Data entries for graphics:
= = = = = = =

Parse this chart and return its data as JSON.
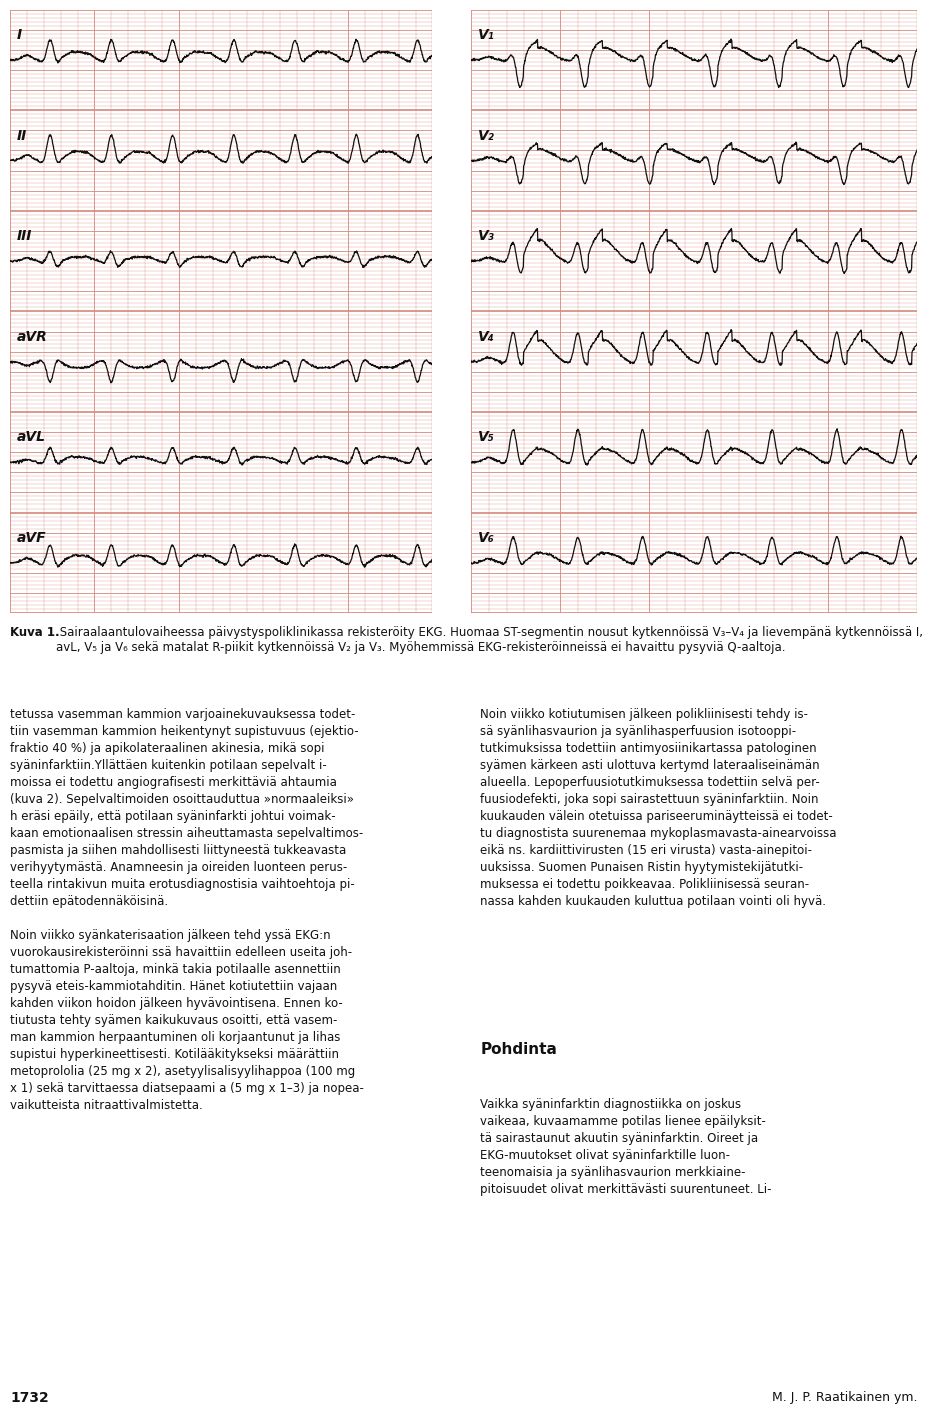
{
  "page_bg": "#ffffff",
  "ecg_bg": "#f5c0aa",
  "ecg_grid_major": "#d4887a",
  "ecg_grid_minor": "#e8a898",
  "ecg_line": "#111111",
  "caption_bold": "Kuva 1.",
  "caption_text": " Sairaalaantulovaiheessa päivystyspoliklinikassa rekisteröity EKG. Huomaa ST-segmentin nousut kytkennöissä V₃–V₄ ja lievempänä kytkennöissä I, avL, V₅ ja V₆ sekä matalat R-piikit kytkennöissä V₂ ja V₃. Myöhemmissä EKG-rekisteröinneissä ei havaittu pysyviä Q-aaltoja.",
  "body_left": "tetussa vasemman kammion varjoainekuvauksessa todet-\ntiin vasemman kammion heikentynyt supistuvuus (ejektio-\nfraktio 40 %) ja apikolateraalinen akinesia, mikä sopi\nsyäninfarktiin.Yllättäen kuitenkin potilaan sepelvalt i-\nmoissa ei todettu angiografisesti merkittäviä ahtaumia\n(kuva 2). Sepelvaltimoiden osoittauduttua »normaaleiksi»\nh eräsi epäily, että potilaan syäninfarkti johtui voimak-\nkaan emotionaalisen stressin aiheuttamasta sepelvaltimos-\npasmista ja siihen mahdollisesti liittyneestä tukkeavasta\nverihyytymästä. Anamneesin ja oireiden luonteen perus-\nteella rintakivun muita erotusdiagnostisia vaihtoehtoja pi-\ndettiin epätodennäköisinä.\n\nNoin viikko syänkaterisaation jälkeen tehd yssä EKG:n\nvuorokausirekisteröinni ssä havaittiin edelleen useita joh-\ntumattomia P-aaltoja, minkä takia potilaalle asennettiin\npysyvä eteis-kammiotahditin. Hänet kotiutettiin vajaan\nkahden viikon hoidon jälkeen hyvävointisena. Ennen ko-\ntiutusta tehty syämen kaikukuvaus osoitti, että vasem-\nman kammion herpaantuminen oli korjaantunut ja lihas\nsupistui hyperkineettisesti. Kotilääkitykseksi määrättiin\nmetoprololia (25 mg x 2), asetyylisalisyylihappoa (100 mg\nx 1) sekä tarvittaessa diatsepaami a (5 mg x 1–3) ja nopea-\nvaikutteista nitraattivalmistetta.",
  "body_right": "Noin viikko kotiutumisen jälkeen polikliinisesti tehdy is-\nsä syänlihasvaurion ja syänlihasperfuusion isotooppi-\ntutkimuksissa todettiin antimyosiinikartassa patologinen\nsyämen kärkeen asti ulottuva kertymd lateraaliseinämän\nalueella. Lepoperfuusiotutkimuksessa todettiin selvä per-\nfuusiodefekti, joka sopi sairastettuun syäninfarktiin. Noin\nkuukauden välein otetuissa pariseeruminäytteissä ei todet-\ntu diagnostista suurenemaa mykoplasmavasta-ainearvoissa\neikä ns. kardiittivirusten (15 eri virusta) vasta-ainepitoi-\nuuksissa. Suomen Punaisen Ristin hyytymistekijätutki-\nmuksessa ei todettu poikkeavaa. Polikliinisessä seuran-\nnassa kahden kuukauden kuluttua potilaan vointi oli hyvä.",
  "section_header": "Pohdinta",
  "section_body": "Vaikka syäninfarktin diagnostiikka on joskus\nvaikeaa, kuvaamamme potilas lienee epäilyksit-\ntä sairastaunut akuutin syäninfarktin. Oireet ja\nEKG-muutokset olivat syäninfarktille luon-\nteenomaisia ja syänlihasvaurion merkkiaine-\npitoisuudet olivat merkittävästi suurentuneet. Li-",
  "page_num": "1732",
  "author": "M. J. P. Raatikainen ym.",
  "left_leads": [
    "I",
    "II",
    "III",
    "aVR",
    "aVL",
    "aVF"
  ],
  "right_leads": [
    "V₁",
    "V₂",
    "V₃",
    "V₄",
    "V₅",
    "V₆"
  ],
  "font_size_caption": 8.5,
  "font_size_body": 8.5,
  "font_size_section": 11,
  "font_size_lead": 10
}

= = = = = = =

_ACTIVITY_
Write out the entries above verbatim; the pictures do not belong in your copy.

_RESULT OF THE EXERCISE_
Parse this chart and return its data as JSON.
{
  "page_bg": "#ffffff",
  "ecg_bg": "#f5c0aa",
  "ecg_grid_major": "#d4887a",
  "ecg_grid_minor": "#e8a898",
  "ecg_line": "#111111",
  "caption_bold": "Kuva 1.",
  "caption_text": " Sairaalaantulovaiheessa päivystyspoliklinikassa rekisteröity EKG. Huomaa ST-segmentin nousut kytkennöissä V₃–V₄ ja lievempänä kytkennöissä I, avL, V₅ ja V₆ sekä matalat R-piikit kytkennöissä V₂ ja V₃. Myöhemmissä EKG-rekisteröinneissä ei havaittu pysyviä Q-aaltoja.",
  "body_left": "tetussa vasemman kammion varjoainekuvauksessa todet-\ntiin vasemman kammion heikentynyt supistuvuus (ejektio-\nfraktio 40 %) ja apikolateraalinen akinesia, mikä sopi\nsyäninfarktiin.Yllättäen kuitenkin potilaan sepelvalt i-\nmoissa ei todettu angiografisesti merkittäviä ahtaumia\n(kuva 2). Sepelvaltimoiden osoittauduttua »normaaleiksi»\nh eräsi epäily, että potilaan syäninfarkti johtui voimak-\nkaan emotionaalisen stressin aiheuttamasta sepelvaltimos-\npasmista ja siihen mahdollisesti liittyneestä tukkeavasta\nverihyytymästä. Anamneesin ja oireiden luonteen perus-\nteella rintakivun muita erotusdiagnostisia vaihtoehtoja pi-\ndettiin epätodennäköisinä.\n\nNoin viikko syänkaterisaation jälkeen tehd yssä EKG:n\nvuorokausirekisteröinni ssä havaittiin edelleen useita joh-\ntumattomia P-aaltoja, minkä takia potilaalle asennettiin\npysyvä eteis-kammiotahditin. Hänet kotiutettiin vajaan\nkahden viikon hoidon jälkeen hyvävointisena. Ennen ko-\ntiutusta tehty syämen kaikukuvaus osoitti, että vasem-\nman kammion herpaantuminen oli korjaantunut ja lihas\nsupistui hyperkineettisesti. Kotilääkitykseksi määrättiin\nmetoprololia (25 mg x 2), asetyylisalisyylihappoa (100 mg\nx 1) sekä tarvittaessa diatsepaami a (5 mg x 1–3) ja nopea-\nvaikutteista nitraattivalmistetta.",
  "body_right": "Noin viikko kotiutumisen jälkeen polikliinisesti tehdy is-\nsä syänlihasvaurion ja syänlihasperfuusion isotooppi-\ntutkimuksissa todettiin antimyosiinikartassa patologinen\nsyämen kärkeen asti ulottuva kertymd lateraaliseinämän\nalueella. Lepoperfuusiotutkimuksessa todettiin selvä per-\nfuusiodefekti, joka sopi sairastettuun syäninfarktiin. Noin\nkuukauden välein otetuissa pariseeruminäytteissä ei todet-\ntu diagnostista suurenemaa mykoplasmavasta-ainearvoissa\neikä ns. kardiittivirusten (15 eri virusta) vasta-ainepitoi-\nuuksissa. Suomen Punaisen Ristin hyytymistekijätutki-\nmuksessa ei todettu poikkeavaa. Polikliinisessä seuran-\nnassa kahden kuukauden kuluttua potilaan vointi oli hyvä.",
  "section_header": "Pohdinta",
  "section_body": "Vaikka syäninfarktin diagnostiikka on joskus\nvaikeaa, kuvaamamme potilas lienee epäilyksit-\ntä sairastaunut akuutin syäninfarktin. Oireet ja\nEKG-muutokset olivat syäninfarktille luon-\nteenomaisia ja syänlihasvaurion merkkiaine-\npitoisuudet olivat merkittävästi suurentuneet. Li-",
  "page_num": "1732",
  "author": "M. J. P. Raatikainen ym.",
  "left_leads": [
    "I",
    "II",
    "III",
    "aVR",
    "aVL",
    "aVF"
  ],
  "right_leads": [
    "V₁",
    "V₂",
    "V₃",
    "V₄",
    "V₅",
    "V₆"
  ],
  "font_size_caption": 8.5,
  "font_size_body": 8.5,
  "font_size_section": 11,
  "font_size_lead": 10
}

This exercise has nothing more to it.